GOAL: Write out the listing below in full and exactly, leaving out every picture.

======== TASK INPUT ========

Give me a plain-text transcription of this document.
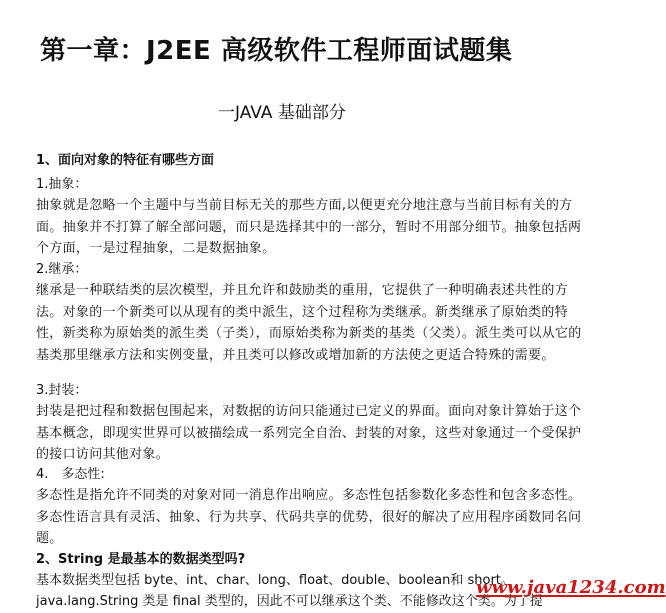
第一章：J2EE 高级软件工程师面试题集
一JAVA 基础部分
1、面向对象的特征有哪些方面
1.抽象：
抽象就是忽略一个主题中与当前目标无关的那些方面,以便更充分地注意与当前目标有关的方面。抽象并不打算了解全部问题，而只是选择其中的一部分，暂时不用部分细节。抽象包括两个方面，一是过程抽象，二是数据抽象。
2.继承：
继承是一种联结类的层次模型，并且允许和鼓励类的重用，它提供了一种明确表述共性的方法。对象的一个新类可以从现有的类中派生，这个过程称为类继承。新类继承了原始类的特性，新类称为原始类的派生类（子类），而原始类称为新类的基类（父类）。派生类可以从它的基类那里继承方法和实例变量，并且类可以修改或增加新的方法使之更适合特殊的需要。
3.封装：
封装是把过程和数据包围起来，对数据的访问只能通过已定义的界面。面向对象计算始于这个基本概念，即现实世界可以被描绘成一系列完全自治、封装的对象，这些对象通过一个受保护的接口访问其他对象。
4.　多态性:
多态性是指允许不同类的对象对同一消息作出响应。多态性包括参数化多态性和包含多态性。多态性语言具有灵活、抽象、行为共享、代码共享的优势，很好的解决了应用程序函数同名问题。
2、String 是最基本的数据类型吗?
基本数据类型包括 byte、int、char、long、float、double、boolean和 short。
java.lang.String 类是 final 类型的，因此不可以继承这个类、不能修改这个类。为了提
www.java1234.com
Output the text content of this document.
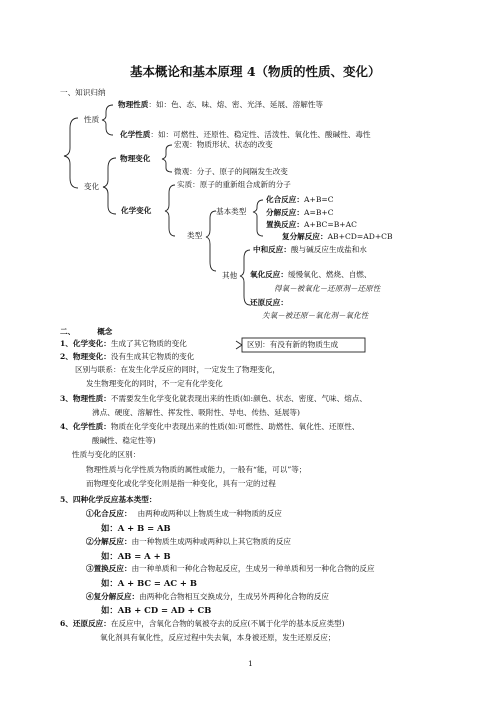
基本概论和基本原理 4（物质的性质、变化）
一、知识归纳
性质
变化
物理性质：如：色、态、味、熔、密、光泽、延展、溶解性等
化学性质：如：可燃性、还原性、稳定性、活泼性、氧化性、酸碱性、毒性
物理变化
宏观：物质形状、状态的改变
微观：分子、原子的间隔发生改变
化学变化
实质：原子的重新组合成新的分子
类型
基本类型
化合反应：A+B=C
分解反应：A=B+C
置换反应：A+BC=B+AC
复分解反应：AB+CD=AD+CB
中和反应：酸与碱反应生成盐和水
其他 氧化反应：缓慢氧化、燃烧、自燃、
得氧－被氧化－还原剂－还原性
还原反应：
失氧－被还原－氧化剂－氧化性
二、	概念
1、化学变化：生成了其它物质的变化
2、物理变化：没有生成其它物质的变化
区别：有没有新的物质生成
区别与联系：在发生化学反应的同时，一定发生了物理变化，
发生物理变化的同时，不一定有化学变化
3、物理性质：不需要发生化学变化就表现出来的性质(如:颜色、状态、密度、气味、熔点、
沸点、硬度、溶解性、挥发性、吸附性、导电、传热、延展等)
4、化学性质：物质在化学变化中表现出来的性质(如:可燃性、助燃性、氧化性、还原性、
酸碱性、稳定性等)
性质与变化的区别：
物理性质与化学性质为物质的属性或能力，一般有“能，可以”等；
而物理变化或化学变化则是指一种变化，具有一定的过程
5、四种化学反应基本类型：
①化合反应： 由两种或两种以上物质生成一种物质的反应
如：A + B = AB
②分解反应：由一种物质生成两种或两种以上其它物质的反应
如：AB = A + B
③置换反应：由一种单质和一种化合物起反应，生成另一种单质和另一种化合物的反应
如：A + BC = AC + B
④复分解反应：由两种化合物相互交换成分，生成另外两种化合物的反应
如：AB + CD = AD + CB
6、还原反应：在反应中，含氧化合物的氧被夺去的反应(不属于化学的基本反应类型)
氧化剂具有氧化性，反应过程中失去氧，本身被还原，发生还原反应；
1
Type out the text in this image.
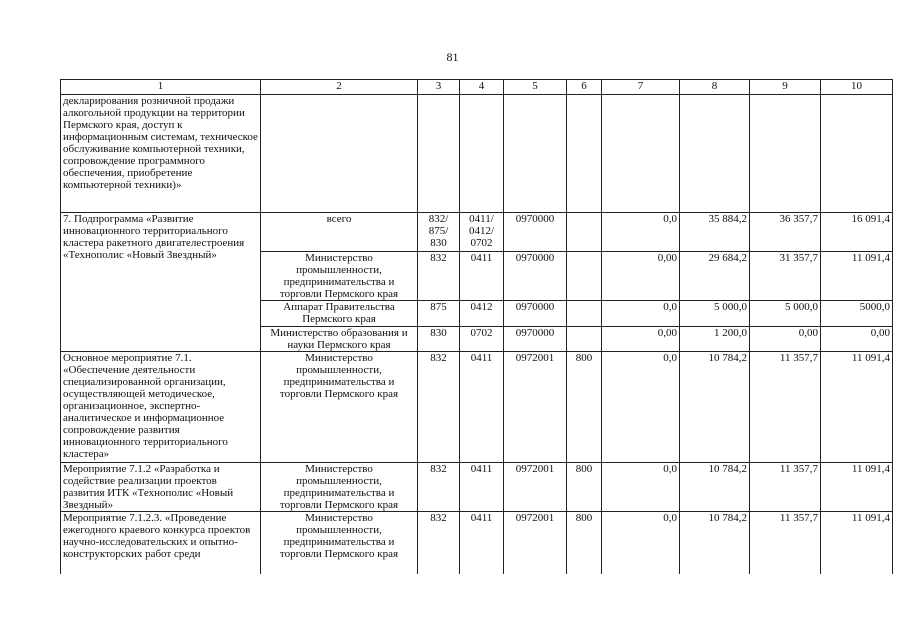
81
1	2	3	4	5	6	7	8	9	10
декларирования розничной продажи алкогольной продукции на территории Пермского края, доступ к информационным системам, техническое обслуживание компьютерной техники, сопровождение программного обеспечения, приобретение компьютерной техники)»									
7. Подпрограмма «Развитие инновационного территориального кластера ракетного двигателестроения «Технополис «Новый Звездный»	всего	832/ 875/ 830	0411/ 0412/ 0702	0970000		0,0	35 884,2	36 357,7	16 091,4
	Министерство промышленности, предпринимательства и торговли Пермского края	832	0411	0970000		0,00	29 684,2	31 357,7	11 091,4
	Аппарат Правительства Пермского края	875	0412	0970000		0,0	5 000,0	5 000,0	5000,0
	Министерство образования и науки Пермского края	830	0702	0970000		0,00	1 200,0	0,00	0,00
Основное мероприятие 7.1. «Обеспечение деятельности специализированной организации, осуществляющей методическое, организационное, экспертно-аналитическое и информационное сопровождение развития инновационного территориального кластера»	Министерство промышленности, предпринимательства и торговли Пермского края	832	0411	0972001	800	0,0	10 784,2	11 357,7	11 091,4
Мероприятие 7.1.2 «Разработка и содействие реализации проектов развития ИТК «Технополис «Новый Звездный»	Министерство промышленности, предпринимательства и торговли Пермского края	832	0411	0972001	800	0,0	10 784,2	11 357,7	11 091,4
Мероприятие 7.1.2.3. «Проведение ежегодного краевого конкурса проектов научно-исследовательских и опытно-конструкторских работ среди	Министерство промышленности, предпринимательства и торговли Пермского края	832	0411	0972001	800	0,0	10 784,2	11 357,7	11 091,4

========

EXERCISE OUTPUT:
Give me a plain-text transcription of this document.
第一章：J2EE 高级软件工程师面试题集
一JAVA 基础部分
1、面向对象的特征有哪些方面
1.抽象：
抽象就是忽略一个主题中与当前目标无关的那些方面,以便更充分地注意与当前目标有关的方面。抽象并不打算了解全部问题，而只是选择其中的一部分，暂时不用部分细节。抽象包括两个方面，一是过程抽象，二是数据抽象。
2.继承：
继承是一种联结类的层次模型，并且允许和鼓励类的重用，它提供了一种明确表述共性的方法。对象的一个新类可以从现有的类中派生，这个过程称为类继承。新类继承了原始类的特性，新类称为原始类的派生类（子类），而原始类称为新类的基类（父类）。派生类可以从它的基类那里继承方法和实例变量，并且类可以修改或增加新的方法使之更适合特殊的需要。
3.封装：
封装是把过程和数据包围起来，对数据的访问只能通过已定义的界面。面向对象计算始于这个基本概念，即现实世界可以被描绘成一系列完全自治、封装的对象，这些对象通过一个受保护的接口访问其他对象。
4.　多态性:
多态性是指允许不同类的对象对同一消息作出响应。多态性包括参数化多态性和包含多态性。多态性语言具有灵活、抽象、行为共享、代码共享的优势，很好的解决了应用程序函数同名问题。
2、String 是最基本的数据类型吗?
基本数据类型包括 byte、int、char、long、float、double、boolean和 short。
java.lang.String 类是 final 类型的，因此不可以继承这个类、不能修改这个类。为了提
www.java1234.com
Output the text content of this document.
基本概论和基本原理 4（物质的性质、变化）
一、知识归纳
性质
变化
物理性质：如：色、态、味、熔、密、光泽、延展、溶解性等
化学性质：如：可燃性、还原性、稳定性、活泼性、氧化性、酸碱性、毒性
物理变化
宏观：物质形状、状态的改变
微观：分子、原子的间隔发生改变
化学变化
实质：原子的重新组合成新的分子
类型
基本类型
化合反应：A+B=C
分解反应：A=B+C
置换反应：A+BC=B+AC
复分解反应：AB+CD=AD+CB
中和反应：酸与碱反应生成盐和水
其他 氧化反应：缓慢氧化、燃烧、自燃、
得氧－被氧化－还原剂－还原性
还原反应：
失氧－被还原－氧化剂－氧化性
二、	概念
1、化学变化：生成了其它物质的变化
2、物理变化：没有生成其它物质的变化
区别：有没有新的物质生成
区别与联系：在发生化学反应的同时，一定发生了物理变化，
发生物理变化的同时，不一定有化学变化
3、物理性质：不需要发生化学变化就表现出来的性质(如:颜色、状态、密度、气味、熔点、
沸点、硬度、溶解性、挥发性、吸附性、导电、传热、延展等)
4、化学性质：物质在化学变化中表现出来的性质(如:可燃性、助燃性、氧化性、还原性、
酸碱性、稳定性等)
性质与变化的区别：
物理性质与化学性质为物质的属性或能力，一般有“能，可以”等；
而物理变化或化学变化则是指一种变化，具有一定的过程
5、四种化学反应基本类型：
①化合反应： 由两种或两种以上物质生成一种物质的反应
如：A + B = AB
②分解反应：由一种物质生成两种或两种以上其它物质的反应
如：AB = A + B
③置换反应：由一种单质和一种化合物起反应，生成另一种单质和另一种化合物的反应
如：A + BC = AC + B
④复分解反应：由两种化合物相互交换成分，生成另外两种化合物的反应
如：AB + CD = AD + CB
6、还原反应：在反应中，含氧化合物的氧被夺去的反应(不属于化学的基本反应类型)
氧化剂具有氧化性，反应过程中失去氧，本身被还原，发生还原反应；
1
Type out the text in this image.
81
1	2	3	4	5	6	7	8	9	10
декларирования розничной продажи алкогольной продукции на территории Пермского края, доступ к информационным системам, техническое обслуживание компьютерной техники, сопровождение программного обеспечения, приобретение компьютерной техники)»									
7. Подпрограмма «Развитие инновационного территориального кластера ракетного двигателестроения «Технополис «Новый Звездный»	всего	832/ 875/ 830	0411/ 0412/ 0702	0970000		0,0	35 884,2	36 357,7	16 091,4
	Министерство промышленности, предпринимательства и торговли Пермского края	832	0411	0970000		0,00	29 684,2	31 357,7	11 091,4
	Аппарат Правительства Пермского края	875	0412	0970000		0,0	5 000,0	5 000,0	5000,0
	Министерство образования и науки Пермского края	830	0702	0970000		0,00	1 200,0	0,00	0,00
Основное мероприятие 7.1. «Обеспечение деятельности специализированной организации, осуществляющей методическое, организационное, экспертно-аналитическое и информационное сопровождение развития инновационного территориального кластера»	Министерство промышленности, предпринимательства и торговли Пермского края	832	0411	0972001	800	0,0	10 784,2	11 357,7	11 091,4
Мероприятие 7.1.2 «Разработка и содействие реализации проектов развития ИТК «Технополис «Новый Звездный»	Министерство промышленности, предпринимательства и торговли Пермского края	832	0411	0972001	800	0,0	10 784,2	11 357,7	11 091,4
Мероприятие 7.1.2.3. «Проведение ежегодного краевого конкурса проектов научно-исследовательских и опытно-конструкторских работ среди	Министерство промышленности, предпринимательства и торговли Пермского края	832	0411	0972001	800	0,0	10 784,2	11 357,7	11 091,4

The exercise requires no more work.